## Start
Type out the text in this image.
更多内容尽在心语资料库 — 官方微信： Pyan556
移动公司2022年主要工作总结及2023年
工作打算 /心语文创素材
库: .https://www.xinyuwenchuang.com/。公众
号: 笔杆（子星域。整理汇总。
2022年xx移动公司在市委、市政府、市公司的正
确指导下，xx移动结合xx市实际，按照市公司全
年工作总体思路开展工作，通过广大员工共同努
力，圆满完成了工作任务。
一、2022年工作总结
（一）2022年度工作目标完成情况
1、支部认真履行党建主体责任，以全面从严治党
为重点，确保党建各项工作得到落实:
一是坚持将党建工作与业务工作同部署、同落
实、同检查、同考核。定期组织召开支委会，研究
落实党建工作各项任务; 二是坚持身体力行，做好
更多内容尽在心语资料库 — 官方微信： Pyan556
## End
## Exercise details
Your task is to print the whole listing again exactly.

## Result
Type out the text in this image.
更多内容尽在心语资料库 — 官方微信： Pyan556
移动公司2022年主要工作总结及2023年
工作打算 /心语文创素材
库: .https://www.xinyuwenchuang.com/。公众
号: 笔杆（子星域。整理汇总。
2022年xx移动公司在市委、市政府、市公司的正
确指导下，xx移动结合xx市实际，按照市公司全
年工作总体思路开展工作，通过广大员工共同努
力，圆满完成了工作任务。
一、2022年工作总结
（一）2022年度工作目标完成情况
1、支部认真履行党建主体责任，以全面从严治党
为重点，确保党建各项工作得到落实:
一是坚持将党建工作与业务工作同部署、同落
实、同检查、同考核。定期组织召开支委会，研究
落实党建工作各项任务; 二是坚持身体力行，做好
更多内容尽在心语资料库 — 官方微信： Pyan556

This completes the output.